_Problem statement_
Word for word, transcribe all the entries shown below.
** Input data follows **
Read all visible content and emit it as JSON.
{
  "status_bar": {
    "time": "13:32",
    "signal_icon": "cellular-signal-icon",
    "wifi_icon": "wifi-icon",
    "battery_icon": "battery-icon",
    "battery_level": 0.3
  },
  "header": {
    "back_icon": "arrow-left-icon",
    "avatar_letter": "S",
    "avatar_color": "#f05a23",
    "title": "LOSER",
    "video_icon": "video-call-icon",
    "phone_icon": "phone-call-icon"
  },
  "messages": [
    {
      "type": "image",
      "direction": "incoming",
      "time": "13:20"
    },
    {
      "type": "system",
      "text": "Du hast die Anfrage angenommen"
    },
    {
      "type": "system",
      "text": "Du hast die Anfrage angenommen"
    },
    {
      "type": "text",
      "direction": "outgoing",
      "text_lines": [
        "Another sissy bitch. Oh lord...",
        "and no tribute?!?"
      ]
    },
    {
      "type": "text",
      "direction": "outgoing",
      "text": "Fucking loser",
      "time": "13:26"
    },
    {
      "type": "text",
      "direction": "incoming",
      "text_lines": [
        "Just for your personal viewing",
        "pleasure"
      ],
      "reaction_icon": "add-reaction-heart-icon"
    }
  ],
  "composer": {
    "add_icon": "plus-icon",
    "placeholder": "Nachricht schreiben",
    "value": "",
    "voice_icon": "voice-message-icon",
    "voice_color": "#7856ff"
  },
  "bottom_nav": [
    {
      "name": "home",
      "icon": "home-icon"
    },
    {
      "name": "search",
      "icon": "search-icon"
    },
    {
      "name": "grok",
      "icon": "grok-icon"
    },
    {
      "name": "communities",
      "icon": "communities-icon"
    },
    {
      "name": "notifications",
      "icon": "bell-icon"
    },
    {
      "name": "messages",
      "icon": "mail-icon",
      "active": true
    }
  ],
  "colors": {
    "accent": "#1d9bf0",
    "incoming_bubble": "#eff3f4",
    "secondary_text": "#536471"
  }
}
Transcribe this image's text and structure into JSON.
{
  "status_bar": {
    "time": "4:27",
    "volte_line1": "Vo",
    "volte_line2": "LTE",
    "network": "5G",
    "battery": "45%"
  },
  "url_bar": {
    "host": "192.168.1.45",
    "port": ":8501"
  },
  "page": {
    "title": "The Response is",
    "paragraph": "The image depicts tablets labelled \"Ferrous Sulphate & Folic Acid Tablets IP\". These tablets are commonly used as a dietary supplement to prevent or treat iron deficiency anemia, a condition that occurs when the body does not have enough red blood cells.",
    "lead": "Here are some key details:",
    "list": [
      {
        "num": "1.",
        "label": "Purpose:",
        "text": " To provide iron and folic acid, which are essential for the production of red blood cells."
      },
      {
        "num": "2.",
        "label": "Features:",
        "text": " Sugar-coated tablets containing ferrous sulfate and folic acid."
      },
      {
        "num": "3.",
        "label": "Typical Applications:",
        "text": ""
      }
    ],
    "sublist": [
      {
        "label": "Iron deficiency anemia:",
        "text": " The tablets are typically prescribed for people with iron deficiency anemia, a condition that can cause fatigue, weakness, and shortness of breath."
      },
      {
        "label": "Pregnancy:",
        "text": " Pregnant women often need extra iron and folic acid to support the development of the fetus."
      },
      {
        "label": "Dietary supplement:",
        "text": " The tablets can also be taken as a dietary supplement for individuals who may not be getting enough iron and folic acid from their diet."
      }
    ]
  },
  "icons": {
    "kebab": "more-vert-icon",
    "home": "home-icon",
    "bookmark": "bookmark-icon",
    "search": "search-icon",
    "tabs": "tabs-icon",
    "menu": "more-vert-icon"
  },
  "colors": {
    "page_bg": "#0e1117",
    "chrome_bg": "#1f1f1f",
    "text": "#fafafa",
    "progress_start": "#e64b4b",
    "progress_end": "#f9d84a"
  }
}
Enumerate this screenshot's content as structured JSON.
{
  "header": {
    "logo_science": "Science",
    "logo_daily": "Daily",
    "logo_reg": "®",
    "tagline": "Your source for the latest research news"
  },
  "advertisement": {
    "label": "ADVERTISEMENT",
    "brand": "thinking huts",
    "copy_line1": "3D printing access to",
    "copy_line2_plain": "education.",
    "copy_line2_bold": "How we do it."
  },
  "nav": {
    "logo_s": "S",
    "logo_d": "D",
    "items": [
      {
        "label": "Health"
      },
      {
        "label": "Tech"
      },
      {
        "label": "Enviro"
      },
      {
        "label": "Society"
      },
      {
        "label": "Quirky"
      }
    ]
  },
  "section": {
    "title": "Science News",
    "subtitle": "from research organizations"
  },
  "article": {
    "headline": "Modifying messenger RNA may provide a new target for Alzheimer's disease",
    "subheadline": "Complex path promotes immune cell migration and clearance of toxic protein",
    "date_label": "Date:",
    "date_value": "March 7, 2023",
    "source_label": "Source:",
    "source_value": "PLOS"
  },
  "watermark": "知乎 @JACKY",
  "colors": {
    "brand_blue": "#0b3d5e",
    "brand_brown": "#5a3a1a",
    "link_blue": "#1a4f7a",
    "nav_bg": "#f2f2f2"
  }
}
** End of Input data **
_Solution_
Read all visible content and emit it as JSON.
{
  "status_bar": {
    "time": "13:32",
    "signal_icon": "cellular-signal-icon",
    "wifi_icon": "wifi-icon",
    "battery_icon": "battery-icon",
    "battery_level": 0.3
  },
  "header": {
    "back_icon": "arrow-left-icon",
    "avatar_letter": "S",
    "avatar_color": "#f05a23",
    "title": "LOSER",
    "video_icon": "video-call-icon",
    "phone_icon": "phone-call-icon"
  },
  "messages": [
    {
      "type": "image",
      "direction": "incoming",
      "time": "13:20"
    },
    {
      "type": "system",
      "text": "Du hast die Anfrage angenommen"
    },
    {
      "type": "system",
      "text": "Du hast die Anfrage angenommen"
    },
    {
      "type": "text",
      "direction": "outgoing",
      "text_lines": [
        "Another sissy bitch. Oh lord...",
        "and no tribute?!?"
      ]
    },
    {
      "type": "text",
      "direction": "outgoing",
      "text": "Fucking loser",
      "time": "13:26"
    },
    {
      "type": "text",
      "direction": "incoming",
      "text_lines": [
        "Just for your personal viewing",
        "pleasure"
      ],
      "reaction_icon": "add-reaction-heart-icon"
    }
  ],
  "composer": {
    "add_icon": "plus-icon",
    "placeholder": "Nachricht schreiben",
    "value": "",
    "voice_icon": "voice-message-icon",
    "voice_color": "#7856ff"
  },
  "bottom_nav": [
    {
      "name": "home",
      "icon": "home-icon"
    },
    {
      "name": "search",
      "icon": "search-icon"
    },
    {
      "name": "grok",
      "icon": "grok-icon"
    },
    {
      "name": "communities",
      "icon": "communities-icon"
    },
    {
      "name": "notifications",
      "icon": "bell-icon"
    },
    {
      "name": "messages",
      "icon": "mail-icon",
      "active": true
    }
  ],
  "colors": {
    "accent": "#1d9bf0",
    "incoming_bubble": "#eff3f4",
    "secondary_text": "#536471"
  }
}
Transcribe this image's text and structure into JSON.
{
  "status_bar": {
    "time": "4:27",
    "volte_line1": "Vo",
    "volte_line2": "LTE",
    "network": "5G",
    "battery": "45%"
  },
  "url_bar": {
    "host": "192.168.1.45",
    "port": ":8501"
  },
  "page": {
    "title": "The Response is",
    "paragraph": "The image depicts tablets labelled \"Ferrous Sulphate & Folic Acid Tablets IP\". These tablets are commonly used as a dietary supplement to prevent or treat iron deficiency anemia, a condition that occurs when the body does not have enough red blood cells.",
    "lead": "Here are some key details:",
    "list": [
      {
        "num": "1.",
        "label": "Purpose:",
        "text": " To provide iron and folic acid, which are essential for the production of red blood cells."
      },
      {
        "num": "2.",
        "label": "Features:",
        "text": " Sugar-coated tablets containing ferrous sulfate and folic acid."
      },
      {
        "num": "3.",
        "label": "Typical Applications:",
        "text": ""
      }
    ],
    "sublist": [
      {
        "label": "Iron deficiency anemia:",
        "text": " The tablets are typically prescribed for people with iron deficiency anemia, a condition that can cause fatigue, weakness, and shortness of breath."
      },
      {
        "label": "Pregnancy:",
        "text": " Pregnant women often need extra iron and folic acid to support the development of the fetus."
      },
      {
        "label": "Dietary supplement:",
        "text": " The tablets can also be taken as a dietary supplement for individuals who may not be getting enough iron and folic acid from their diet."
      }
    ]
  },
  "icons": {
    "kebab": "more-vert-icon",
    "home": "home-icon",
    "bookmark": "bookmark-icon",
    "search": "search-icon",
    "tabs": "tabs-icon",
    "menu": "more-vert-icon"
  },
  "colors": {
    "page_bg": "#0e1117",
    "chrome_bg": "#1f1f1f",
    "text": "#fafafa",
    "progress_start": "#e64b4b",
    "progress_end": "#f9d84a"
  }
}
Enumerate this screenshot's content as structured JSON.
{
  "header": {
    "logo_science": "Science",
    "logo_daily": "Daily",
    "logo_reg": "®",
    "tagline": "Your source for the latest research news"
  },
  "advertisement": {
    "label": "ADVERTISEMENT",
    "brand": "thinking huts",
    "copy_line1": "3D printing access to",
    "copy_line2_plain": "education.",
    "copy_line2_bold": "How we do it."
  },
  "nav": {
    "logo_s": "S",
    "logo_d": "D",
    "items": [
      {
        "label": "Health"
      },
      {
        "label": "Tech"
      },
      {
        "label": "Enviro"
      },
      {
        "label": "Society"
      },
      {
        "label": "Quirky"
      }
    ]
  },
  "section": {
    "title": "Science News",
    "subtitle": "from research organizations"
  },
  "article": {
    "headline": "Modifying messenger RNA may provide a new target for Alzheimer's disease",
    "subheadline": "Complex path promotes immune cell migration and clearance of toxic protein",
    "date_label": "Date:",
    "date_value": "March 7, 2023",
    "source_label": "Source:",
    "source_value": "PLOS"
  },
  "watermark": "知乎 @JACKY",
  "colors": {
    "brand_blue": "#0b3d5e",
    "brand_brown": "#5a3a1a",
    "link_blue": "#1a4f7a",
    "nav_bg": "#f2f2f2"
  }
}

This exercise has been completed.